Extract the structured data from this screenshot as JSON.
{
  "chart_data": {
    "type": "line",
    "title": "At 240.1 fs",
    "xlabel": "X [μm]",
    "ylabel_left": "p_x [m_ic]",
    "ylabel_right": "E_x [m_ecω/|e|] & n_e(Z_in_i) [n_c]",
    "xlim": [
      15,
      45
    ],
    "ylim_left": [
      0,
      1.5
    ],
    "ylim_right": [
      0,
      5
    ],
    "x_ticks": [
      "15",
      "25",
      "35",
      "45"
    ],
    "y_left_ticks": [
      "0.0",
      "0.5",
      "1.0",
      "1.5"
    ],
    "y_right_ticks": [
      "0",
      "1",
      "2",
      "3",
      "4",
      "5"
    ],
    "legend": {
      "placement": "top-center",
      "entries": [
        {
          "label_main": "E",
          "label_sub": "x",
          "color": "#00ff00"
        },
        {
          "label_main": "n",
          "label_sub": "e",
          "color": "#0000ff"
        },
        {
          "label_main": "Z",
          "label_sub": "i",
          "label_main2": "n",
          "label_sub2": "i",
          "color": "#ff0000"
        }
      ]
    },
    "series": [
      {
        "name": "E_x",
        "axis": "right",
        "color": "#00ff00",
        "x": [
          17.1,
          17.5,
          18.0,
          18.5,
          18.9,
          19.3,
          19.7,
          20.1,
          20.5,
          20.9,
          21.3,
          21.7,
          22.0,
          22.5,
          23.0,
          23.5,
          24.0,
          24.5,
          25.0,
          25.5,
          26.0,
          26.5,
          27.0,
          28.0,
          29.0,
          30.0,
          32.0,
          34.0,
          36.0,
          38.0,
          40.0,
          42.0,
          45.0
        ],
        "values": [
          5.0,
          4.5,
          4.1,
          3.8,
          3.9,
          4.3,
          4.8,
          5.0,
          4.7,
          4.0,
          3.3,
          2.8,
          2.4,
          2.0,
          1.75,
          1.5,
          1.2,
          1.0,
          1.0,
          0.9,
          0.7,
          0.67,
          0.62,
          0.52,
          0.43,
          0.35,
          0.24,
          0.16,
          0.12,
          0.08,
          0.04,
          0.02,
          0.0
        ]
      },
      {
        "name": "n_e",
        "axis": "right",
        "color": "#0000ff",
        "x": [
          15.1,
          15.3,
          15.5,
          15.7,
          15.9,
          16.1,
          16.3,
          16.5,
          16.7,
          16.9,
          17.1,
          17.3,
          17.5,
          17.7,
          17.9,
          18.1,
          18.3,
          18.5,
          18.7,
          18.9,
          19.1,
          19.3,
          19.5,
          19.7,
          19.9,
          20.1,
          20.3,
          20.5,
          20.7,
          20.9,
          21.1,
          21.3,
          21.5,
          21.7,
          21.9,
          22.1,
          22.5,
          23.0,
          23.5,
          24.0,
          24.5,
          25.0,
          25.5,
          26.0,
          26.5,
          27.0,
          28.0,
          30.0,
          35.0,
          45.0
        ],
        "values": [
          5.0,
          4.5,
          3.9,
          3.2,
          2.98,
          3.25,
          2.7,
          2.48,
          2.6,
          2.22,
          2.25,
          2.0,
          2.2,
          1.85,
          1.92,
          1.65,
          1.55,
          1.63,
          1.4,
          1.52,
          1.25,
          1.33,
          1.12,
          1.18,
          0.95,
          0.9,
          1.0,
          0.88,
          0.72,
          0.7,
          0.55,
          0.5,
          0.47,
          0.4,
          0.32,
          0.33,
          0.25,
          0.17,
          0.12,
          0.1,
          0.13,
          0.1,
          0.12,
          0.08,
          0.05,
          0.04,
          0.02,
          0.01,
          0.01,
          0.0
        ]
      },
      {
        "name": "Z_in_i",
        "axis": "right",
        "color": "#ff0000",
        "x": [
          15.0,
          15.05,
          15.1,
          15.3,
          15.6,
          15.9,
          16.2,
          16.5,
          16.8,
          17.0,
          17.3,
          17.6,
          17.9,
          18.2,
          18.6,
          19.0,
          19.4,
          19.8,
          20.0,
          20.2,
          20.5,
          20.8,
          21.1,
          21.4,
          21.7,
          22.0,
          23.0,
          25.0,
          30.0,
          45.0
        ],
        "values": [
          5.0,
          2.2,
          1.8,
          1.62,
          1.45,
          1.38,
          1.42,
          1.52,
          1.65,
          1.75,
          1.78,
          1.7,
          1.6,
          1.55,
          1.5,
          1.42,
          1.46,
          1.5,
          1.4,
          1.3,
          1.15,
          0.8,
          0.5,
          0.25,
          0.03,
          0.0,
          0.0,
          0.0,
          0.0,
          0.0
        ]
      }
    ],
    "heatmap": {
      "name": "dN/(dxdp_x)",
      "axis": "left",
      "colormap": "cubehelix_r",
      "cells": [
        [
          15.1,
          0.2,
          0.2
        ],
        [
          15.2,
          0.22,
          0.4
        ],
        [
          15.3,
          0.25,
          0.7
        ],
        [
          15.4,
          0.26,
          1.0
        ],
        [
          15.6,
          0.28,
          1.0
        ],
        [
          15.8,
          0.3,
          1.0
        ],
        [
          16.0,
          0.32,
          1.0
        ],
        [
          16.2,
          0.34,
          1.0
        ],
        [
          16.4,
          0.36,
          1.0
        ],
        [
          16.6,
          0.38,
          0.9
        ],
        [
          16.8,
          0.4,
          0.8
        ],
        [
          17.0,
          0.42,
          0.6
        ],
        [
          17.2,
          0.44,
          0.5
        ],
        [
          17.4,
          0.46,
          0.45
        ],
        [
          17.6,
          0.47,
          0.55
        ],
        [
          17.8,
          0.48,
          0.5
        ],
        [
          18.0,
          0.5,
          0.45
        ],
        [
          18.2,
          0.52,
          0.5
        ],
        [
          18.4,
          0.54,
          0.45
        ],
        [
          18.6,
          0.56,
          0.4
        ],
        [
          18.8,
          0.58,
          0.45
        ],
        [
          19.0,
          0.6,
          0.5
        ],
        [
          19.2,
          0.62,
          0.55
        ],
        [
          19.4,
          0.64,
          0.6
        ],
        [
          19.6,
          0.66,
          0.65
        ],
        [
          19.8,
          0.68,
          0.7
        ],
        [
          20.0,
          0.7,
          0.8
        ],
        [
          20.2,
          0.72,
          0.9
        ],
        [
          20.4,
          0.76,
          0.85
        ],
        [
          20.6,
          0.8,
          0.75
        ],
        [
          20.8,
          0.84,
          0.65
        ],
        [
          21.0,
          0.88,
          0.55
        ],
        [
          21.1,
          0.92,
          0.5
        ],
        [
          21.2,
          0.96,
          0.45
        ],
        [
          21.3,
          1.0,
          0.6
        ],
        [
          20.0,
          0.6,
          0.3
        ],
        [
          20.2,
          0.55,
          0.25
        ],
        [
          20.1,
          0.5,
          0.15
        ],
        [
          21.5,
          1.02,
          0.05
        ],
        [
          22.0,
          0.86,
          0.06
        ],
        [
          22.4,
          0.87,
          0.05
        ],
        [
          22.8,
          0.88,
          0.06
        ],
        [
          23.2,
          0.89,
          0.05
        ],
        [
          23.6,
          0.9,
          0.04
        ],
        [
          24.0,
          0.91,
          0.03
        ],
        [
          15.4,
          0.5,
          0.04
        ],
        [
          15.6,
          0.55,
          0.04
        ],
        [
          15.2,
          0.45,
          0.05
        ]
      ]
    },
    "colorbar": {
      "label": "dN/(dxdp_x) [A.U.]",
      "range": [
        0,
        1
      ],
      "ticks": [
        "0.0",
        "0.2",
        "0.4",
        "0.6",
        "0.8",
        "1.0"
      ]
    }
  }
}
----------------------------------------
Given exercise: All of the material must be reproduced exactly.

Result of the exercise:
Extract the structured data from this screenshot as JSON.
{
  "chart_data": {
    "type": "line",
    "title": "At 240.1 fs",
    "xlabel": "X [μm]",
    "ylabel_left": "p_x [m_ic]",
    "ylabel_right": "E_x [m_ecω/|e|] & n_e(Z_in_i) [n_c]",
    "xlim": [
      15,
      45
    ],
    "ylim_left": [
      0,
      1.5
    ],
    "ylim_right": [
      0,
      5
    ],
    "x_ticks": [
      "15",
      "25",
      "35",
      "45"
    ],
    "y_left_ticks": [
      "0.0",
      "0.5",
      "1.0",
      "1.5"
    ],
    "y_right_ticks": [
      "0",
      "1",
      "2",
      "3",
      "4",
      "5"
    ],
    "legend": {
      "placement": "top-center",
      "entries": [
        {
          "label_main": "E",
          "label_sub": "x",
          "color": "#00ff00"
        },
        {
          "label_main": "n",
          "label_sub": "e",
          "color": "#0000ff"
        },
        {
          "label_main": "Z",
          "label_sub": "i",
          "label_main2": "n",
          "label_sub2": "i",
          "color": "#ff0000"
        }
      ]
    },
    "series": [
      {
        "name": "E_x",
        "axis": "right",
        "color": "#00ff00",
        "x": [
          17.1,
          17.5,
          18.0,
          18.5,
          18.9,
          19.3,
          19.7,
          20.1,
          20.5,
          20.9,
          21.3,
          21.7,
          22.0,
          22.5,
          23.0,
          23.5,
          24.0,
          24.5,
          25.0,
          25.5,
          26.0,
          26.5,
          27.0,
          28.0,
          29.0,
          30.0,
          32.0,
          34.0,
          36.0,
          38.0,
          40.0,
          42.0,
          45.0
        ],
        "values": [
          5.0,
          4.5,
          4.1,
          3.8,
          3.9,
          4.3,
          4.8,
          5.0,
          4.7,
          4.0,
          3.3,
          2.8,
          2.4,
          2.0,
          1.75,
          1.5,
          1.2,
          1.0,
          1.0,
          0.9,
          0.7,
          0.67,
          0.62,
          0.52,
          0.43,
          0.35,
          0.24,
          0.16,
          0.12,
          0.08,
          0.04,
          0.02,
          0.0
        ]
      },
      {
        "name": "n_e",
        "axis": "right",
        "color": "#0000ff",
        "x": [
          15.1,
          15.3,
          15.5,
          15.7,
          15.9,
          16.1,
          16.3,
          16.5,
          16.7,
          16.9,
          17.1,
          17.3,
          17.5,
          17.7,
          17.9,
          18.1,
          18.3,
          18.5,
          18.7,
          18.9,
          19.1,
          19.3,
          19.5,
          19.7,
          19.9,
          20.1,
          20.3,
          20.5,
          20.7,
          20.9,
          21.1,
          21.3,
          21.5,
          21.7,
          21.9,
          22.1,
          22.5,
          23.0,
          23.5,
          24.0,
          24.5,
          25.0,
          25.5,
          26.0,
          26.5,
          27.0,
          28.0,
          30.0,
          35.0,
          45.0
        ],
        "values": [
          5.0,
          4.5,
          3.9,
          3.2,
          2.98,
          3.25,
          2.7,
          2.48,
          2.6,
          2.22,
          2.25,
          2.0,
          2.2,
          1.85,
          1.92,
          1.65,
          1.55,
          1.63,
          1.4,
          1.52,
          1.25,
          1.33,
          1.12,
          1.18,
          0.95,
          0.9,
          1.0,
          0.88,
          0.72,
          0.7,
          0.55,
          0.5,
          0.47,
          0.4,
          0.32,
          0.33,
          0.25,
          0.17,
          0.12,
          0.1,
          0.13,
          0.1,
          0.12,
          0.08,
          0.05,
          0.04,
          0.02,
          0.01,
          0.01,
          0.0
        ]
      },
      {
        "name": "Z_in_i",
        "axis": "right",
        "color": "#ff0000",
        "x": [
          15.0,
          15.05,
          15.1,
          15.3,
          15.6,
          15.9,
          16.2,
          16.5,
          16.8,
          17.0,
          17.3,
          17.6,
          17.9,
          18.2,
          18.6,
          19.0,
          19.4,
          19.8,
          20.0,
          20.2,
          20.5,
          20.8,
          21.1,
          21.4,
          21.7,
          22.0,
          23.0,
          25.0,
          30.0,
          45.0
        ],
        "values": [
          5.0,
          2.2,
          1.8,
          1.62,
          1.45,
          1.38,
          1.42,
          1.52,
          1.65,
          1.75,
          1.78,
          1.7,
          1.6,
          1.55,
          1.5,
          1.42,
          1.46,
          1.5,
          1.4,
          1.3,
          1.15,
          0.8,
          0.5,
          0.25,
          0.03,
          0.0,
          0.0,
          0.0,
          0.0,
          0.0
        ]
      }
    ],
    "heatmap": {
      "name": "dN/(dxdp_x)",
      "axis": "left",
      "colormap": "cubehelix_r",
      "cells": [
        [
          15.1,
          0.2,
          0.2
        ],
        [
          15.2,
          0.22,
          0.4
        ],
        [
          15.3,
          0.25,
          0.7
        ],
        [
          15.4,
          0.26,
          1.0
        ],
        [
          15.6,
          0.28,
          1.0
        ],
        [
          15.8,
          0.3,
          1.0
        ],
        [
          16.0,
          0.32,
          1.0
        ],
        [
          16.2,
          0.34,
          1.0
        ],
        [
          16.4,
          0.36,
          1.0
        ],
        [
          16.6,
          0.38,
          0.9
        ],
        [
          16.8,
          0.4,
          0.8
        ],
        [
          17.0,
          0.42,
          0.6
        ],
        [
          17.2,
          0.44,
          0.5
        ],
        [
          17.4,
          0.46,
          0.45
        ],
        [
          17.6,
          0.47,
          0.55
        ],
        [
          17.8,
          0.48,
          0.5
        ],
        [
          18.0,
          0.5,
          0.45
        ],
        [
          18.2,
          0.52,
          0.5
        ],
        [
          18.4,
          0.54,
          0.45
        ],
        [
          18.6,
          0.56,
          0.4
        ],
        [
          18.8,
          0.58,
          0.45
        ],
        [
          19.0,
          0.6,
          0.5
        ],
        [
          19.2,
          0.62,
          0.55
        ],
        [
          19.4,
          0.64,
          0.6
        ],
        [
          19.6,
          0.66,
          0.65
        ],
        [
          19.8,
          0.68,
          0.7
        ],
        [
          20.0,
          0.7,
          0.8
        ],
        [
          20.2,
          0.72,
          0.9
        ],
        [
          20.4,
          0.76,
          0.85
        ],
        [
          20.6,
          0.8,
          0.75
        ],
        [
          20.8,
          0.84,
          0.65
        ],
        [
          21.0,
          0.88,
          0.55
        ],
        [
          21.1,
          0.92,
          0.5
        ],
        [
          21.2,
          0.96,
          0.45
        ],
        [
          21.3,
          1.0,
          0.6
        ],
        [
          20.0,
          0.6,
          0.3
        ],
        [
          20.2,
          0.55,
          0.25
        ],
        [
          20.1,
          0.5,
          0.15
        ],
        [
          21.5,
          1.02,
          0.05
        ],
        [
          22.0,
          0.86,
          0.06
        ],
        [
          22.4,
          0.87,
          0.05
        ],
        [
          22.8,
          0.88,
          0.06
        ],
        [
          23.2,
          0.89,
          0.05
        ],
        [
          23.6,
          0.9,
          0.04
        ],
        [
          24.0,
          0.91,
          0.03
        ],
        [
          15.4,
          0.5,
          0.04
        ],
        [
          15.6,
          0.55,
          0.04
        ],
        [
          15.2,
          0.45,
          0.05
        ]
      ]
    },
    "colorbar": {
      "label": "dN/(dxdp_x) [A.U.]",
      "range": [
        0,
        1
      ],
      "ticks": [
        "0.0",
        "0.2",
        "0.4",
        "0.6",
        "0.8",
        "1.0"
      ]
    }
  }
}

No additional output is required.